EXERCISE ::
Find all the lines with "Arbeidskosten" and gather them.

AVAILABLE DATA ::
— START —
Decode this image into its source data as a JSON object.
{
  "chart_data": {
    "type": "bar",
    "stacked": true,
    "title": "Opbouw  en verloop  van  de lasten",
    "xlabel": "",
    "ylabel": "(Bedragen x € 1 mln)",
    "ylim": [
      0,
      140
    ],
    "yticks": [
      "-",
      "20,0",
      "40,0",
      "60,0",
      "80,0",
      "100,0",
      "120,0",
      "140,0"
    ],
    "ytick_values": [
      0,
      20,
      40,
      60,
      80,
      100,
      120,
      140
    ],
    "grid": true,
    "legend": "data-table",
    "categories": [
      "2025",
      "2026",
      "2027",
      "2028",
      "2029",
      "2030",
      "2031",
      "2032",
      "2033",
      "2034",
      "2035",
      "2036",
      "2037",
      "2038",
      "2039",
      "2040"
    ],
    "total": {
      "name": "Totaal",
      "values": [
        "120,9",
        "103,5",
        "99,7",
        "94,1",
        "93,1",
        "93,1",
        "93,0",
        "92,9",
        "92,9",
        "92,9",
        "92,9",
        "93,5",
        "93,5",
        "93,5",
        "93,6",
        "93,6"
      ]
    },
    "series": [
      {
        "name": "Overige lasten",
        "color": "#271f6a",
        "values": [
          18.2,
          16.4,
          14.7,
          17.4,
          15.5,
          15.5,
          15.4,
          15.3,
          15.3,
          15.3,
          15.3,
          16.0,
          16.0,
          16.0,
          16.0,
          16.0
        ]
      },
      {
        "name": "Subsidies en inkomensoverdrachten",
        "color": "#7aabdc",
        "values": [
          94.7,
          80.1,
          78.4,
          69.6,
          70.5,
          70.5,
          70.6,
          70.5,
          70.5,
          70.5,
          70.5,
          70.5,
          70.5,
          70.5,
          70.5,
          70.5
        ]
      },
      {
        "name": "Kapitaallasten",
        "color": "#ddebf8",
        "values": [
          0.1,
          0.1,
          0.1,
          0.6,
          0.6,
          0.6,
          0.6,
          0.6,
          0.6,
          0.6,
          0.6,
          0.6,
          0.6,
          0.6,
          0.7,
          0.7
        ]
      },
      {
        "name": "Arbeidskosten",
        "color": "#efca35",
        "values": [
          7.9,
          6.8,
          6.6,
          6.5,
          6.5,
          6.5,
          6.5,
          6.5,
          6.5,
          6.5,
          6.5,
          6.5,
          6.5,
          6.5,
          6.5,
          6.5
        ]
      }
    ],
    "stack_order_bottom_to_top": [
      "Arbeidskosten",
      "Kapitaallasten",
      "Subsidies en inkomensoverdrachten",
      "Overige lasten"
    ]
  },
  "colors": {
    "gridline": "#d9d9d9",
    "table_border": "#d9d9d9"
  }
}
— END —
ANSWER ::
        "name": "Arbeidskosten",
      "Arbeidskosten",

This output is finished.